> _DATA ROWS_
--

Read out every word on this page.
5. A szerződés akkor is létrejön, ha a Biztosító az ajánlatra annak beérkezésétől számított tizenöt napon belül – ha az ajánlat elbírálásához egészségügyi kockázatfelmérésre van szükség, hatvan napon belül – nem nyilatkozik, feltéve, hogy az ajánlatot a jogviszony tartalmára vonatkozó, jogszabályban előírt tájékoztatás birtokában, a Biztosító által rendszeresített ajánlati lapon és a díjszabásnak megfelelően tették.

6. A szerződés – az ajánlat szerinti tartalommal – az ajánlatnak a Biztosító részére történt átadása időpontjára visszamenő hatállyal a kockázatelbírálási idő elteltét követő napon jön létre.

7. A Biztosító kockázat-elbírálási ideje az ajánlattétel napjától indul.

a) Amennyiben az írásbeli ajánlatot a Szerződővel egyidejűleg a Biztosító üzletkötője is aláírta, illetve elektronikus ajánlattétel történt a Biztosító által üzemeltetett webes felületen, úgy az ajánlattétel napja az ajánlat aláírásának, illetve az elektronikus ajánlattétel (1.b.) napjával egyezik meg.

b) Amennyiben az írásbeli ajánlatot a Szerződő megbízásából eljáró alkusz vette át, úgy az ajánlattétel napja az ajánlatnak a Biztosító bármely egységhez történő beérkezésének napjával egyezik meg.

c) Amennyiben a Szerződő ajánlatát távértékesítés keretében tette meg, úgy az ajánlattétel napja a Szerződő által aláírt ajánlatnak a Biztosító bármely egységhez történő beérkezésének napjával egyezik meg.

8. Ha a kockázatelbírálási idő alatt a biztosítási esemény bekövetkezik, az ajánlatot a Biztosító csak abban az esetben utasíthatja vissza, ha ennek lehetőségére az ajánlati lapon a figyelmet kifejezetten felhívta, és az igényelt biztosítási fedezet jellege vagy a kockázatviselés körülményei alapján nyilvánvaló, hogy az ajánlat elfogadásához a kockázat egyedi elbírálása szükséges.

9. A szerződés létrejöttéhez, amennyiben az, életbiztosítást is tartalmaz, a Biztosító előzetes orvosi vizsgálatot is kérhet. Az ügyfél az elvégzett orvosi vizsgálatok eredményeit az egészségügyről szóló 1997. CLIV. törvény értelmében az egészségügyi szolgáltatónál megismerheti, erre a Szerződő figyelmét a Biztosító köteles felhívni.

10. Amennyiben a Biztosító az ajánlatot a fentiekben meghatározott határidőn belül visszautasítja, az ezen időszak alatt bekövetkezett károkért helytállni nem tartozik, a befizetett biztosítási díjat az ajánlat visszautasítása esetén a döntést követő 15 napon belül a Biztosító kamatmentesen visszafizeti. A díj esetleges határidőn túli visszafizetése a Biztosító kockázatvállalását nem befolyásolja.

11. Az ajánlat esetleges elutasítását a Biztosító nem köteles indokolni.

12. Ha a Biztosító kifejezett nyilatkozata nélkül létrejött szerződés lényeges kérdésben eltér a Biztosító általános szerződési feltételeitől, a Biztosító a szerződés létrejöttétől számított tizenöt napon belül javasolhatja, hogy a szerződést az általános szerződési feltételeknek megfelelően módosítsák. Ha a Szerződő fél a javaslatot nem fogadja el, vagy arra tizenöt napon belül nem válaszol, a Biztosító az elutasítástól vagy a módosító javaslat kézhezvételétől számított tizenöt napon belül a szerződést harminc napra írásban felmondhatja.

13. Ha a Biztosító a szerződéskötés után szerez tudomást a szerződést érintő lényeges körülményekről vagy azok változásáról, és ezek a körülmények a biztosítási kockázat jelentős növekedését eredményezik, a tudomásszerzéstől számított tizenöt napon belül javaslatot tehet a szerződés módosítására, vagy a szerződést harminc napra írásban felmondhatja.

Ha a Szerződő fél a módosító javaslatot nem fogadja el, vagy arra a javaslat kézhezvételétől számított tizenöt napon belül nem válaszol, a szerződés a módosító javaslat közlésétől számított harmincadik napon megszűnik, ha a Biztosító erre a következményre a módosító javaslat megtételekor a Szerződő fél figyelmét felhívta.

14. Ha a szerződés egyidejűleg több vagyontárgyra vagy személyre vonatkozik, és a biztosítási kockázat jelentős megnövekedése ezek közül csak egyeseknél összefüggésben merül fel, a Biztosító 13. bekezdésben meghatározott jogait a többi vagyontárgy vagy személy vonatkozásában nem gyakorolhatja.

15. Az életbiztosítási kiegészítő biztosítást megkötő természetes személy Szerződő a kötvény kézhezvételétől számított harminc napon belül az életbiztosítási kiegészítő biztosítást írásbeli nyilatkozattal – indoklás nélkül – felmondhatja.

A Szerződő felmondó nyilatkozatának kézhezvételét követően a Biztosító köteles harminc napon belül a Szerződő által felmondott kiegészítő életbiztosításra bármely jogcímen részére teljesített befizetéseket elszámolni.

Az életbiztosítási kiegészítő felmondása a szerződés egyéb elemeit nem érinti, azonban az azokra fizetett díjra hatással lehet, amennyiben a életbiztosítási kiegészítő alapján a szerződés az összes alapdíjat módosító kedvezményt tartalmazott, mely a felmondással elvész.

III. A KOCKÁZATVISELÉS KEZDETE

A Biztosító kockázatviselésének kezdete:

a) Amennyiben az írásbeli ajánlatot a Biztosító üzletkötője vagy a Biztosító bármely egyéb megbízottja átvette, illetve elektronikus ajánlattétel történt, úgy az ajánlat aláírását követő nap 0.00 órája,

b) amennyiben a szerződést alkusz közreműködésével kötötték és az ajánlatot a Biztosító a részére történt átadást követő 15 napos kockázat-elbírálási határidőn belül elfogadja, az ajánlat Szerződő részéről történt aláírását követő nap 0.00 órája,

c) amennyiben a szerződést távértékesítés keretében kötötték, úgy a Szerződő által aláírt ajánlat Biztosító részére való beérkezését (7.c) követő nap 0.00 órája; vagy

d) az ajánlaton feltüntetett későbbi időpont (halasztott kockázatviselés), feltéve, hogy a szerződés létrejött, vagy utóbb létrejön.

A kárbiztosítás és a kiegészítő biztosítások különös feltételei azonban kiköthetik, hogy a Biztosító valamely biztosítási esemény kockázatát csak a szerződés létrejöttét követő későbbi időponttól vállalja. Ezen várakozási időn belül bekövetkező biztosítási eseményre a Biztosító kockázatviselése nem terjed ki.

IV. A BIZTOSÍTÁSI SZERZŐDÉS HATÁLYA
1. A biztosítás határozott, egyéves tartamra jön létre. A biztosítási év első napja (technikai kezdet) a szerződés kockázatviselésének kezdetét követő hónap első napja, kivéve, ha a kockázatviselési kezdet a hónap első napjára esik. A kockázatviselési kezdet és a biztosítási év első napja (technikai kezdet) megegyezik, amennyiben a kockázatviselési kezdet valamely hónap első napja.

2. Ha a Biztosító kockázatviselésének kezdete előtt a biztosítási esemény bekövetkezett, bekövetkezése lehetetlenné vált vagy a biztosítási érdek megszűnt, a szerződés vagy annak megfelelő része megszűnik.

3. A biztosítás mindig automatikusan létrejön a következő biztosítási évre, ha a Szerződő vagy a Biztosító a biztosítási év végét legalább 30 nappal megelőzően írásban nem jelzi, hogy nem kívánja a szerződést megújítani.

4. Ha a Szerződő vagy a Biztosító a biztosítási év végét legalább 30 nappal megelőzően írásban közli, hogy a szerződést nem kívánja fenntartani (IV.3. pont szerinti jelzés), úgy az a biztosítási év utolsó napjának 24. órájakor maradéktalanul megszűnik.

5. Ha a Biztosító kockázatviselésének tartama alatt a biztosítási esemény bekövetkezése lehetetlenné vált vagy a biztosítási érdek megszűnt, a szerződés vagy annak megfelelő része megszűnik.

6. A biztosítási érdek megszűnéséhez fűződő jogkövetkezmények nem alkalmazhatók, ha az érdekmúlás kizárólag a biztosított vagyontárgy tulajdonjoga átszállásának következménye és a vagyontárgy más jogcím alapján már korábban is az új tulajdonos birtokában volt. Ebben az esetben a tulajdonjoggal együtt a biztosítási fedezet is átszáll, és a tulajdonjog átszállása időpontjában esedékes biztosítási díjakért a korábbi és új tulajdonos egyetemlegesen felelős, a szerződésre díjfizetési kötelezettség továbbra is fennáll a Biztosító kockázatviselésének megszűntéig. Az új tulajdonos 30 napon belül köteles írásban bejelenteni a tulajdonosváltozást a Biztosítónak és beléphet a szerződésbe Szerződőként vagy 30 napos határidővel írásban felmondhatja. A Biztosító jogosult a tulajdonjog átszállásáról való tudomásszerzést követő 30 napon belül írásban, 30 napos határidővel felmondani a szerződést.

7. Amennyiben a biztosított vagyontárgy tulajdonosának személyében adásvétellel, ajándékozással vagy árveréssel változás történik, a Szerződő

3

--

> _TASK TO CARRY OUT_
Search the listing above for the string "esetleges". Copy every line that contains it.

> _FULL RESPONSE_
10. Amennyiben a Biztosító az ajánlatot a fentiekben meghatározott határidőn belül visszautasítja, az ezen időszak alatt bekövetkezett károkért helytállni nem tartozik, a befizetett biztosítási díjat az ajánlat visszautasítása esetén a döntést követő 15 napon belül a Biztosító kamatmentesen visszafizeti. A díj esetleges határidőn túli visszafizetése a Biztosító kockázatvállalását nem befolyásolja.
11. Az ajánlat esetleges elutasítását a Biztosító nem köteles indokolni.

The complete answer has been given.